DESCRIPTION OF THE TASK: Copy every line of each of the entries below word for word, leaving out the pictures.

Records from a collection:
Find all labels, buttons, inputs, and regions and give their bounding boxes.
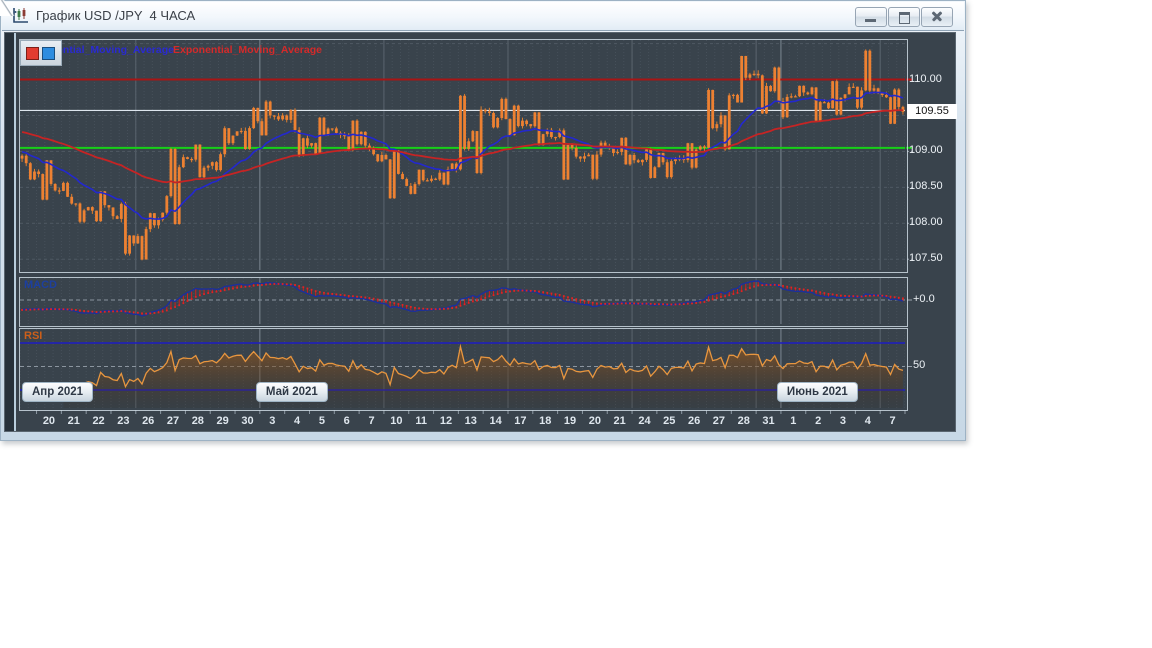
x-axis-day-label: 25 [663, 415, 675, 427]
x-axis-day-label: 13 [465, 415, 477, 427]
x-axis-day-label: 4 [865, 415, 871, 427]
month-label-apr[interactable]: Апр 2021 [22, 382, 93, 402]
close-button[interactable] [921, 7, 953, 27]
restore-button[interactable] [888, 7, 920, 27]
x-axis-day-label: 3 [269, 415, 275, 427]
legend-swatch-box[interactable] [20, 40, 62, 66]
x-axis-day-label: 7 [368, 415, 374, 427]
x-axis-day-label: 30 [241, 415, 253, 427]
rsi-mid-label: 50 [913, 359, 925, 371]
x-axis-day-label: 28 [192, 415, 204, 427]
window-title: График USD /JPY 4 ЧАСА [36, 8, 195, 23]
x-axis-day-label: 3 [840, 415, 846, 427]
x-axis-day-label: 12 [440, 415, 452, 427]
x-axis-day-label: 28 [738, 415, 750, 427]
chart-window: График USD /JPY 4 ЧАСА Exponential_Movin… [0, 0, 966, 441]
x-axis-day-label: 6 [344, 415, 350, 427]
main-price-panel-border [19, 39, 908, 273]
month-label-jun[interactable]: Июнь 2021 [777, 382, 858, 402]
x-axis-day-label: 4 [294, 415, 300, 427]
x-axis-day-label: 23 [117, 415, 129, 427]
month-label-may[interactable]: Май 2021 [256, 382, 328, 402]
macd-panel-border [19, 277, 908, 327]
x-axis-day-label: 5 [319, 415, 325, 427]
current-price-badge: 109.55 [907, 104, 957, 119]
x-axis-day-label: 26 [688, 415, 700, 427]
x-axis-day-label: 17 [514, 415, 526, 427]
x-axis-day-label: 29 [217, 415, 229, 427]
x-axis-day-label: 31 [762, 415, 774, 427]
x-axis-day-label: 2 [815, 415, 821, 427]
x-axis-day-label: 19 [564, 415, 576, 427]
x-axis-day-label: 21 [68, 415, 80, 427]
chart-client-area: Exponential_Moving_Average Exponential_M… [4, 32, 956, 432]
minimize-button[interactable] [855, 7, 887, 27]
x-axis-day-label: 18 [539, 415, 551, 427]
rsi-label: RSI [24, 330, 42, 342]
x-axis-day-label: 26 [142, 415, 154, 427]
x-axis-day-label: 24 [638, 415, 650, 427]
price-axis-label: 108.50 [909, 180, 955, 192]
x-axis-day-label: 27 [713, 415, 725, 427]
x-axis-day-label: 20 [43, 415, 55, 427]
legend-ema-red-label: Exponential_Moving_Average [173, 44, 322, 56]
x-axis-day-label: 27 [167, 415, 179, 427]
window-titlebar[interactable]: График USD /JPY 4 ЧАСА [2, 2, 964, 31]
x-axis-day-label: 20 [589, 415, 601, 427]
x-axis-day-label: 11 [415, 415, 427, 427]
x-axis-day-label: 7 [890, 415, 896, 427]
price-axis-label: 110.00 [909, 73, 955, 85]
rsi-panel-border [19, 328, 908, 411]
x-axis-day-label: 10 [390, 415, 402, 427]
price-axis-label: 109.00 [909, 144, 955, 156]
price-axis-label: 107.50 [909, 252, 955, 264]
price-axis-label: 108.00 [909, 216, 955, 228]
macd-zero-label: +0.0 [913, 293, 935, 305]
background-window-edge [0, 0, 16, 16]
x-axis-day-label: 1 [790, 415, 796, 427]
macd-label: MACD [24, 279, 57, 291]
x-axis-day-label: 21 [614, 415, 626, 427]
x-axis-day-label: 22 [92, 415, 104, 427]
restore-icon [899, 12, 910, 24]
minimize-icon [865, 19, 876, 22]
date-axis: 2021222326272829303456710111213141718192… [5, 415, 957, 431]
red-swatch-icon [26, 47, 39, 60]
x-axis-day-label: 14 [489, 415, 501, 427]
blue-swatch-icon [42, 47, 55, 60]
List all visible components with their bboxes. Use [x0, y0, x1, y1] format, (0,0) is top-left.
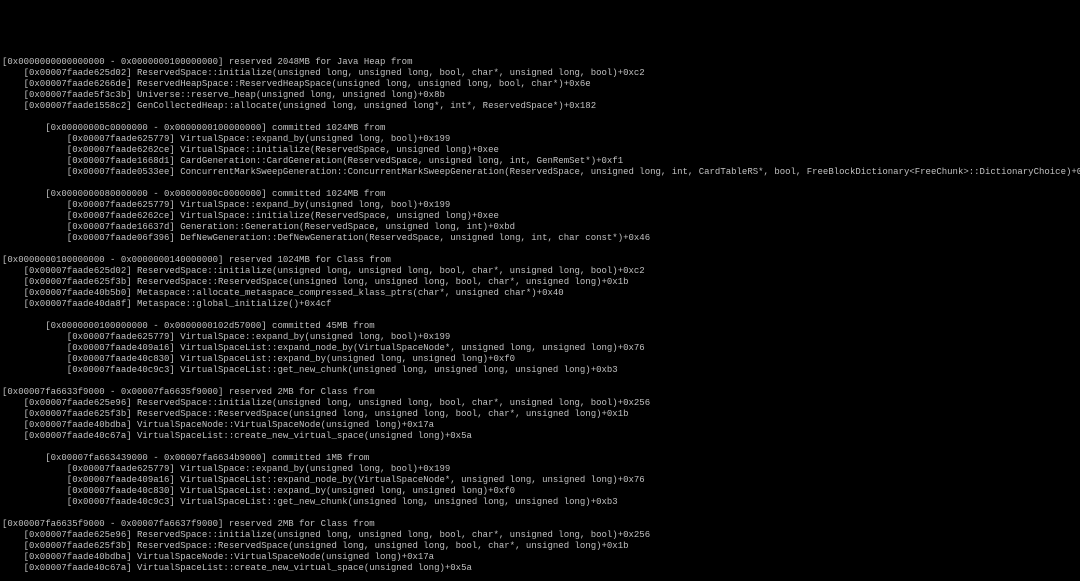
log-line: [0x0000000080000000 - 0x00000000c0000000… — [2, 189, 385, 199]
log-line: [0x00007faade625f3b] ReservedSpace::Rese… — [2, 541, 629, 551]
log-line: [0x00007faade1668d1] CardGeneration::Car… — [2, 156, 623, 166]
log-line: [0x00007faade625f3b] ReservedSpace::Rese… — [2, 409, 629, 419]
log-line: [0x00007faade40c9c3] VirtualSpaceList::g… — [2, 497, 618, 507]
log-line: [0x00007faade625779] VirtualSpace::expan… — [2, 332, 450, 342]
log-line: [0x00007faade6262ce] VirtualSpace::initi… — [2, 211, 499, 221]
log-line: [0x00007faade6262ce] VirtualSpace::initi… — [2, 145, 499, 155]
log-line: [0x00007faade40da8f] Metaspace::global_i… — [2, 299, 331, 309]
log-line: [0x00007faade40c67a] VirtualSpaceList::c… — [2, 431, 472, 441]
log-line: [0x00007faade40c830] VirtualSpaceList::e… — [2, 354, 515, 364]
log-line: [0x00007faade625d02] ReservedSpace::init… — [2, 266, 645, 276]
log-line: [0x00007faade625e96] ReservedSpace::init… — [2, 398, 650, 408]
log-line: [0x00007faade1558c2] GenCollectedHeap::a… — [2, 101, 596, 111]
log-line: [0x0000000100000000 - 0x0000000140000000… — [2, 255, 391, 265]
log-line: [0x00007faade40c67a] VirtualSpaceList::c… — [2, 563, 472, 573]
log-line: [0x00007faade40c830] VirtualSpaceList::e… — [2, 486, 515, 496]
log-line: [0x00007faade409a16] VirtualSpaceList::e… — [2, 343, 645, 353]
log-line: [0x00007faade409a16] VirtualSpaceList::e… — [2, 475, 645, 485]
log-line: [0x00007faade625e96] ReservedSpace::init… — [2, 530, 650, 540]
log-line: [0x00007faade40c9c3] VirtualSpaceList::g… — [2, 365, 618, 375]
log-line: [0x00007faade40bdba] VirtualSpaceNode::V… — [2, 552, 434, 562]
log-line: [0x00007faade625779] VirtualSpace::expan… — [2, 200, 450, 210]
log-line: [0x00007fa6635f9000 - 0x00007fa6637f9000… — [2, 519, 375, 529]
log-line: [0x00000000c0000000 - 0x0000000100000000… — [2, 123, 385, 133]
terminal-output: [0x0000000000000000 - 0x0000000100000000… — [0, 55, 1080, 581]
log-line: [0x00007faade16637d] Generation::Generat… — [2, 222, 515, 232]
log-line: [0x00007faade6266de] ReservedHeapSpace::… — [2, 79, 591, 89]
log-line: [0x00007faade625779] VirtualSpace::expan… — [2, 464, 450, 474]
log-line: [0x00007faade06f396] DefNewGeneration::D… — [2, 233, 650, 243]
log-line: [0x00007faade0533ee] ConcurrentMarkSweep… — [2, 167, 1080, 177]
log-line: [0x00007faade40b5b0] Metaspace::allocate… — [2, 288, 564, 298]
log-line: [0x00007faade5f3c3b] Universe::reserve_h… — [2, 90, 445, 100]
log-line: [0x00007faade625f3b] ReservedSpace::Rese… — [2, 277, 629, 287]
log-line: [0x00007faade625d02] ReservedSpace::init… — [2, 68, 645, 78]
log-line: [0x00007fa663439000 - 0x00007fa6634b9000… — [2, 453, 369, 463]
log-line: [0x00007faade625779] VirtualSpace::expan… — [2, 134, 450, 144]
log-line: [0x0000000000000000 - 0x0000000100000000… — [2, 57, 412, 67]
log-line: [0x00007faade40bdba] VirtualSpaceNode::V… — [2, 420, 434, 430]
log-line: [0x0000000100000000 - 0x0000000102d57000… — [2, 321, 375, 331]
log-line: [0x00007fa6633f9000 - 0x00007fa6635f9000… — [2, 387, 375, 397]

COMPLETED TASK:
Find all labels, buttons, inputs, and regions and give their bounding boxes.
x-axis-day-label: 25 [663, 415, 675, 427]
x-axis-day-label: 13 [465, 415, 477, 427]
x-axis-day-label: 4 [865, 415, 871, 427]
month-label-apr[interactable]: Апр 2021 [22, 382, 93, 402]
close-button[interactable] [921, 7, 953, 27]
restore-button[interactable] [888, 7, 920, 27]
x-axis-day-label: 3 [269, 415, 275, 427]
legend-swatch-box[interactable] [20, 40, 62, 66]
x-axis-day-label: 7 [368, 415, 374, 427]
x-axis-day-label: 30 [241, 415, 253, 427]
rsi-mid-label: 50 [913, 359, 925, 371]
x-axis-day-label: 28 [192, 415, 204, 427]
window-title: График USD /JPY 4 ЧАСА [36, 8, 195, 23]
x-axis-day-label: 3 [840, 415, 846, 427]
x-axis-day-label: 12 [440, 415, 452, 427]
x-axis-day-label: 28 [738, 415, 750, 427]
chart-window: График USD /JPY 4 ЧАСА Exponential_Movin… [0, 0, 966, 441]
x-axis-day-label: 6 [344, 415, 350, 427]
main-price-panel-border [19, 39, 908, 273]
month-label-jun[interactable]: Июнь 2021 [777, 382, 858, 402]
x-axis-day-label: 4 [294, 415, 300, 427]
x-axis-day-label: 23 [117, 415, 129, 427]
month-label-may[interactable]: Май 2021 [256, 382, 328, 402]
macd-panel-border [19, 277, 908, 327]
x-axis-day-label: 5 [319, 415, 325, 427]
current-price-badge: 109.55 [907, 104, 957, 119]
x-axis-day-label: 26 [688, 415, 700, 427]
x-axis-day-label: 17 [514, 415, 526, 427]
x-axis-day-label: 29 [217, 415, 229, 427]
x-axis-day-label: 31 [762, 415, 774, 427]
x-axis-day-label: 2 [815, 415, 821, 427]
x-axis-day-label: 19 [564, 415, 576, 427]
x-axis-day-label: 21 [68, 415, 80, 427]
chart-client-area: Exponential_Moving_Average Exponential_M… [4, 32, 956, 432]
minimize-button[interactable] [855, 7, 887, 27]
x-axis-day-label: 18 [539, 415, 551, 427]
rsi-label: RSI [24, 330, 42, 342]
x-axis-day-label: 26 [142, 415, 154, 427]
x-axis-day-label: 24 [638, 415, 650, 427]
price-axis-label: 108.50 [909, 180, 955, 192]
x-axis-day-label: 27 [713, 415, 725, 427]
x-axis-day-label: 20 [43, 415, 55, 427]
legend-ema-red-label: Exponential_Moving_Average [173, 44, 322, 56]
x-axis-day-label: 27 [167, 415, 179, 427]
window-titlebar[interactable]: График USD /JPY 4 ЧАСА [2, 2, 964, 31]
x-axis-day-label: 20 [589, 415, 601, 427]
x-axis-day-label: 11 [415, 415, 427, 427]
x-axis-day-label: 7 [890, 415, 896, 427]
price-axis-label: 110.00 [909, 73, 955, 85]
rsi-panel-border [19, 328, 908, 411]
x-axis-day-label: 10 [390, 415, 402, 427]
price-axis-label: 109.00 [909, 144, 955, 156]
price-axis-label: 107.50 [909, 252, 955, 264]
price-axis-label: 108.00 [909, 216, 955, 228]
macd-zero-label: +0.0 [913, 293, 935, 305]
background-window-edge [0, 0, 16, 16]
x-axis-day-label: 1 [790, 415, 796, 427]
macd-label: MACD [24, 279, 57, 291]
x-axis-day-label: 21 [614, 415, 626, 427]
x-axis-day-label: 22 [92, 415, 104, 427]
restore-icon [899, 12, 910, 24]
minimize-icon [865, 19, 876, 22]
date-axis: 2021222326272829303456710111213141718192… [5, 415, 957, 431]
red-swatch-icon [26, 47, 39, 60]
x-axis-day-label: 14 [489, 415, 501, 427]
blue-swatch-icon [42, 47, 55, 60]
List all visible components with their bboxes. Use [x0, y0, x1, y1] format, (0,0) is top-left.
log-line: [0x0000000080000000 - 0x00000000c0000000… — [2, 189, 385, 199]
log-line: [0x00007faade625f3b] ReservedSpace::Rese… — [2, 541, 629, 551]
log-line: [0x00007faade1668d1] CardGeneration::Car… — [2, 156, 623, 166]
log-line: [0x00007faade625f3b] ReservedSpace::Rese… — [2, 409, 629, 419]
log-line: [0x00007faade40c9c3] VirtualSpaceList::g… — [2, 497, 618, 507]
log-line: [0x00007faade625779] VirtualSpace::expan… — [2, 332, 450, 342]
log-line: [0x00007faade6262ce] VirtualSpace::initi… — [2, 211, 499, 221]
log-line: [0x00007faade6262ce] VirtualSpace::initi… — [2, 145, 499, 155]
log-line: [0x00007faade40da8f] Metaspace::global_i… — [2, 299, 331, 309]
log-line: [0x00007faade40c67a] VirtualSpaceList::c… — [2, 431, 472, 441]
log-line: [0x00007faade40c830] VirtualSpaceList::e… — [2, 354, 515, 364]
log-line: [0x00007faade625d02] ReservedSpace::init… — [2, 266, 645, 276]
log-line: [0x00007faade625e96] ReservedSpace::init… — [2, 398, 650, 408]
log-line: [0x00007faade1558c2] GenCollectedHeap::a… — [2, 101, 596, 111]
log-line: [0x0000000100000000 - 0x0000000140000000… — [2, 255, 391, 265]
log-line: [0x00007faade40c67a] VirtualSpaceList::c… — [2, 563, 472, 573]
log-line: [0x00007faade40c830] VirtualSpaceList::e… — [2, 486, 515, 496]
log-line: [0x00007faade409a16] VirtualSpaceList::e… — [2, 343, 645, 353]
log-line: [0x00007faade409a16] VirtualSpaceList::e… — [2, 475, 645, 485]
log-line: [0x00007faade625e96] ReservedSpace::init… — [2, 530, 650, 540]
log-line: [0x00007faade40c9c3] VirtualSpaceList::g… — [2, 365, 618, 375]
log-line: [0x00007faade40bdba] VirtualSpaceNode::V… — [2, 552, 434, 562]
log-line: [0x00007faade625779] VirtualSpace::expan… — [2, 200, 450, 210]
log-line: [0x00007fa6635f9000 - 0x00007fa6637f9000… — [2, 519, 375, 529]
log-line: [0x00000000c0000000 - 0x0000000100000000… — [2, 123, 385, 133]
terminal-output: [0x0000000000000000 - 0x0000000100000000… — [0, 55, 1080, 581]
log-line: [0x00007faade16637d] Generation::Generat… — [2, 222, 515, 232]
log-line: [0x00007faade6266de] ReservedHeapSpace::… — [2, 79, 591, 89]
log-line: [0x00007faade625779] VirtualSpace::expan… — [2, 464, 450, 474]
log-line: [0x00007faade06f396] DefNewGeneration::D… — [2, 233, 650, 243]
log-line: [0x00007faade0533ee] ConcurrentMarkSweep… — [2, 167, 1080, 177]
log-line: [0x00007faade40b5b0] Metaspace::allocate… — [2, 288, 564, 298]
log-line: [0x00007faade5f3c3b] Universe::reserve_h… — [2, 90, 445, 100]
log-line: [0x00007faade625f3b] ReservedSpace::Rese… — [2, 277, 629, 287]
log-line: [0x00007faade625d02] ReservedSpace::init… — [2, 68, 645, 78]
log-line: [0x00007fa663439000 - 0x00007fa6634b9000… — [2, 453, 369, 463]
log-line: [0x00007faade625779] VirtualSpace::expan… — [2, 134, 450, 144]
log-line: [0x0000000000000000 - 0x0000000100000000… — [2, 57, 412, 67]
log-line: [0x00007faade40bdba] VirtualSpaceNode::V… — [2, 420, 434, 430]
log-line: [0x0000000100000000 - 0x0000000102d57000… — [2, 321, 375, 331]
log-line: [0x00007fa6633f9000 - 0x00007fa6635f9000… — [2, 387, 375, 397]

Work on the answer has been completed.